Request: Reproduce all of the data that follows, character for character.

Entries supplied:
┌────────

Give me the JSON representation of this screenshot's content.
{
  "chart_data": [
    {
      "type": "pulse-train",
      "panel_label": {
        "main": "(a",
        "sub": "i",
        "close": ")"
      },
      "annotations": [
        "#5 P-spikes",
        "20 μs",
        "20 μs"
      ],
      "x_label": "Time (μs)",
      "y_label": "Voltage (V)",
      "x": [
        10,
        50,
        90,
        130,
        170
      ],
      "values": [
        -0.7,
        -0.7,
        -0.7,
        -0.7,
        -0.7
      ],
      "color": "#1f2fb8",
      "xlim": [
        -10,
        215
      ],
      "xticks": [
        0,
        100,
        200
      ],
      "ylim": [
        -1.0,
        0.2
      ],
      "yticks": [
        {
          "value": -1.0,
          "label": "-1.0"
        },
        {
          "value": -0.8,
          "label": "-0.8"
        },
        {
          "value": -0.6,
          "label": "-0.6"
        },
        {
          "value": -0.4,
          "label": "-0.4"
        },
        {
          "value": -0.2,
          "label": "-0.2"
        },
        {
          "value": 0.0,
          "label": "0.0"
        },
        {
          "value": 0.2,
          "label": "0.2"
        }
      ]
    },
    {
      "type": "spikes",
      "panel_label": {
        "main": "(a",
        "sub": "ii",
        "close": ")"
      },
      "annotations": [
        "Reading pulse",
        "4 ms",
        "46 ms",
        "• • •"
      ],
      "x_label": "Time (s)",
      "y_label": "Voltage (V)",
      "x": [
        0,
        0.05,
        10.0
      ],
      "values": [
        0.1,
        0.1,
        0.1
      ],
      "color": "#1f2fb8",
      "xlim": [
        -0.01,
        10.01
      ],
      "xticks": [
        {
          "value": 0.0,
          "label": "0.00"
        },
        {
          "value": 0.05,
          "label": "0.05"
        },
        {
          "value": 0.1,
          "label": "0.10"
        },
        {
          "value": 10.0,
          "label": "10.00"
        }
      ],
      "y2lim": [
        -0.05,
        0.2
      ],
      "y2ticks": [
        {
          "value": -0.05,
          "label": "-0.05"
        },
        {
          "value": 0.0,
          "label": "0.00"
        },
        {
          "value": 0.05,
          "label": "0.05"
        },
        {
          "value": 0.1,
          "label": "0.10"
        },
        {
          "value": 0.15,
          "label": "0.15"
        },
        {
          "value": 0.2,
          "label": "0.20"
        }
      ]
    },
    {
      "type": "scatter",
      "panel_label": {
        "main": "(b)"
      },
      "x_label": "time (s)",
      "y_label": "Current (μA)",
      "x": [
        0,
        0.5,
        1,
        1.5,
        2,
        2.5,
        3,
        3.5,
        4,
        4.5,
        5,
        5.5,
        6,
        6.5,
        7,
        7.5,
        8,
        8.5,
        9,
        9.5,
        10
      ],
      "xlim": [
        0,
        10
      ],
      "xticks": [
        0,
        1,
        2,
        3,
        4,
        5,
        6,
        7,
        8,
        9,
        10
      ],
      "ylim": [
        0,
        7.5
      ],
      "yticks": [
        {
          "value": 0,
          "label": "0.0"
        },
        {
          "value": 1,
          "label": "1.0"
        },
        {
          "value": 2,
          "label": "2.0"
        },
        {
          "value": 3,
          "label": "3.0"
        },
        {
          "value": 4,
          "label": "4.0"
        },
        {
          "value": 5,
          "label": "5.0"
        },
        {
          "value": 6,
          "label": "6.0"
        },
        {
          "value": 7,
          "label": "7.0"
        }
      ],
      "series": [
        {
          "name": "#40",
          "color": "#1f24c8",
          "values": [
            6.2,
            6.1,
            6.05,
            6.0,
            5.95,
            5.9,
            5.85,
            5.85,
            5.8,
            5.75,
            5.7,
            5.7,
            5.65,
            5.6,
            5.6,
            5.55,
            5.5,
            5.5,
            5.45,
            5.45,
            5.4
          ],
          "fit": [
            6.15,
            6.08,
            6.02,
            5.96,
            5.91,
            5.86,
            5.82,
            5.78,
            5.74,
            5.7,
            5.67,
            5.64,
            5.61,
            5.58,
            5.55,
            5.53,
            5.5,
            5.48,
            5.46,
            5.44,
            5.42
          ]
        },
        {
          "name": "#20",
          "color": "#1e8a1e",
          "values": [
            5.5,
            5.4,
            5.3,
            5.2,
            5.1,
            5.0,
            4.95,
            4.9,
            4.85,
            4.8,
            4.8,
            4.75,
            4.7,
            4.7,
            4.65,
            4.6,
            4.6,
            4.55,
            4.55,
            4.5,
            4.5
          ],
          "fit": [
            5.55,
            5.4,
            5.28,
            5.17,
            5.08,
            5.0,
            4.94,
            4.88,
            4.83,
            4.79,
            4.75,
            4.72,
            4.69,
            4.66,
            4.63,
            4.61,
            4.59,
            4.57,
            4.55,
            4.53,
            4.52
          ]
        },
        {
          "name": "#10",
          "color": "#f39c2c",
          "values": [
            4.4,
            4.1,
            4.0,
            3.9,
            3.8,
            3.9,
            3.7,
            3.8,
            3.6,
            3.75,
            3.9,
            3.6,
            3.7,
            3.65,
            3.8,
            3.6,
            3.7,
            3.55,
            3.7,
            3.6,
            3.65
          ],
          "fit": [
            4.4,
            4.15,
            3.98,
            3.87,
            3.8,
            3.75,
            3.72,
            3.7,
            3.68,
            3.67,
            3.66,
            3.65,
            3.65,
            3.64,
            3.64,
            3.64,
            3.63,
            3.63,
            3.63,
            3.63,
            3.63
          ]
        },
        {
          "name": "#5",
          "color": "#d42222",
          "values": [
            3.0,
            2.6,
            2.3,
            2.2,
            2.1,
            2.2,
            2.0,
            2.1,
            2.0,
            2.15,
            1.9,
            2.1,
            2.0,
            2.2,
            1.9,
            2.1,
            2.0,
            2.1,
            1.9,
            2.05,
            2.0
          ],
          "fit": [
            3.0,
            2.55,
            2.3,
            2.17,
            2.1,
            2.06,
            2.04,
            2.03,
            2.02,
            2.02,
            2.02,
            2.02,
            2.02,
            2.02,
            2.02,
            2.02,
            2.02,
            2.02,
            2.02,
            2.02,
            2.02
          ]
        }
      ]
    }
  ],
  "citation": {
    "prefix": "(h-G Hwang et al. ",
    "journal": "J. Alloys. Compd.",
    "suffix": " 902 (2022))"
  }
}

└────────

Answer to this task:
Give me the JSON representation of this screenshot's content.
{
  "chart_data": [
    {
      "type": "pulse-train",
      "panel_label": {
        "main": "(a",
        "sub": "i",
        "close": ")"
      },
      "annotations": [
        "#5 P-spikes",
        "20 μs",
        "20 μs"
      ],
      "x_label": "Time (μs)",
      "y_label": "Voltage (V)",
      "x": [
        10,
        50,
        90,
        130,
        170
      ],
      "values": [
        -0.7,
        -0.7,
        -0.7,
        -0.7,
        -0.7
      ],
      "color": "#1f2fb8",
      "xlim": [
        -10,
        215
      ],
      "xticks": [
        0,
        100,
        200
      ],
      "ylim": [
        -1.0,
        0.2
      ],
      "yticks": [
        {
          "value": -1.0,
          "label": "-1.0"
        },
        {
          "value": -0.8,
          "label": "-0.8"
        },
        {
          "value": -0.6,
          "label": "-0.6"
        },
        {
          "value": -0.4,
          "label": "-0.4"
        },
        {
          "value": -0.2,
          "label": "-0.2"
        },
        {
          "value": 0.0,
          "label": "0.0"
        },
        {
          "value": 0.2,
          "label": "0.2"
        }
      ]
    },
    {
      "type": "spikes",
      "panel_label": {
        "main": "(a",
        "sub": "ii",
        "close": ")"
      },
      "annotations": [
        "Reading pulse",
        "4 ms",
        "46 ms",
        "• • •"
      ],
      "x_label": "Time (s)",
      "y_label": "Voltage (V)",
      "x": [
        0,
        0.05,
        10.0
      ],
      "values": [
        0.1,
        0.1,
        0.1
      ],
      "color": "#1f2fb8",
      "xlim": [
        -0.01,
        10.01
      ],
      "xticks": [
        {
          "value": 0.0,
          "label": "0.00"
        },
        {
          "value": 0.05,
          "label": "0.05"
        },
        {
          "value": 0.1,
          "label": "0.10"
        },
        {
          "value": 10.0,
          "label": "10.00"
        }
      ],
      "y2lim": [
        -0.05,
        0.2
      ],
      "y2ticks": [
        {
          "value": -0.05,
          "label": "-0.05"
        },
        {
          "value": 0.0,
          "label": "0.00"
        },
        {
          "value": 0.05,
          "label": "0.05"
        },
        {
          "value": 0.1,
          "label": "0.10"
        },
        {
          "value": 0.15,
          "label": "0.15"
        },
        {
          "value": 0.2,
          "label": "0.20"
        }
      ]
    },
    {
      "type": "scatter",
      "panel_label": {
        "main": "(b)"
      },
      "x_label": "time (s)",
      "y_label": "Current (μA)",
      "x": [
        0,
        0.5,
        1,
        1.5,
        2,
        2.5,
        3,
        3.5,
        4,
        4.5,
        5,
        5.5,
        6,
        6.5,
        7,
        7.5,
        8,
        8.5,
        9,
        9.5,
        10
      ],
      "xlim": [
        0,
        10
      ],
      "xticks": [
        0,
        1,
        2,
        3,
        4,
        5,
        6,
        7,
        8,
        9,
        10
      ],
      "ylim": [
        0,
        7.5
      ],
      "yticks": [
        {
          "value": 0,
          "label": "0.0"
        },
        {
          "value": 1,
          "label": "1.0"
        },
        {
          "value": 2,
          "label": "2.0"
        },
        {
          "value": 3,
          "label": "3.0"
        },
        {
          "value": 4,
          "label": "4.0"
        },
        {
          "value": 5,
          "label": "5.0"
        },
        {
          "value": 6,
          "label": "6.0"
        },
        {
          "value": 7,
          "label": "7.0"
        }
      ],
      "series": [
        {
          "name": "#40",
          "color": "#1f24c8",
          "values": [
            6.2,
            6.1,
            6.05,
            6.0,
            5.95,
            5.9,
            5.85,
            5.85,
            5.8,
            5.75,
            5.7,
            5.7,
            5.65,
            5.6,
            5.6,
            5.55,
            5.5,
            5.5,
            5.45,
            5.45,
            5.4
          ],
          "fit": [
            6.15,
            6.08,
            6.02,
            5.96,
            5.91,
            5.86,
            5.82,
            5.78,
            5.74,
            5.7,
            5.67,
            5.64,
            5.61,
            5.58,
            5.55,
            5.53,
            5.5,
            5.48,
            5.46,
            5.44,
            5.42
          ]
        },
        {
          "name": "#20",
          "color": "#1e8a1e",
          "values": [
            5.5,
            5.4,
            5.3,
            5.2,
            5.1,
            5.0,
            4.95,
            4.9,
            4.85,
            4.8,
            4.8,
            4.75,
            4.7,
            4.7,
            4.65,
            4.6,
            4.6,
            4.55,
            4.55,
            4.5,
            4.5
          ],
          "fit": [
            5.55,
            5.4,
            5.28,
            5.17,
            5.08,
            5.0,
            4.94,
            4.88,
            4.83,
            4.79,
            4.75,
            4.72,
            4.69,
            4.66,
            4.63,
            4.61,
            4.59,
            4.57,
            4.55,
            4.53,
            4.52
          ]
        },
        {
          "name": "#10",
          "color": "#f39c2c",
          "values": [
            4.4,
            4.1,
            4.0,
            3.9,
            3.8,
            3.9,
            3.7,
            3.8,
            3.6,
            3.75,
            3.9,
            3.6,
            3.7,
            3.65,
            3.8,
            3.6,
            3.7,
            3.55,
            3.7,
            3.6,
            3.65
          ],
          "fit": [
            4.4,
            4.15,
            3.98,
            3.87,
            3.8,
            3.75,
            3.72,
            3.7,
            3.68,
            3.67,
            3.66,
            3.65,
            3.65,
            3.64,
            3.64,
            3.64,
            3.63,
            3.63,
            3.63,
            3.63,
            3.63
          ]
        },
        {
          "name": "#5",
          "color": "#d42222",
          "values": [
            3.0,
            2.6,
            2.3,
            2.2,
            2.1,
            2.2,
            2.0,
            2.1,
            2.0,
            2.15,
            1.9,
            2.1,
            2.0,
            2.2,
            1.9,
            2.1,
            2.0,
            2.1,
            1.9,
            2.05,
            2.0
          ],
          "fit": [
            3.0,
            2.55,
            2.3,
            2.17,
            2.1,
            2.06,
            2.04,
            2.03,
            2.02,
            2.02,
            2.02,
            2.02,
            2.02,
            2.02,
            2.02,
            2.02,
            2.02,
            2.02,
            2.02,
            2.02,
            2.02
          ]
        }
      ]
    }
  ],
  "citation": {
    "prefix": "(h-G Hwang et al. ",
    "journal": "J. Alloys. Compd.",
    "suffix": " 902 (2022))"
  }
}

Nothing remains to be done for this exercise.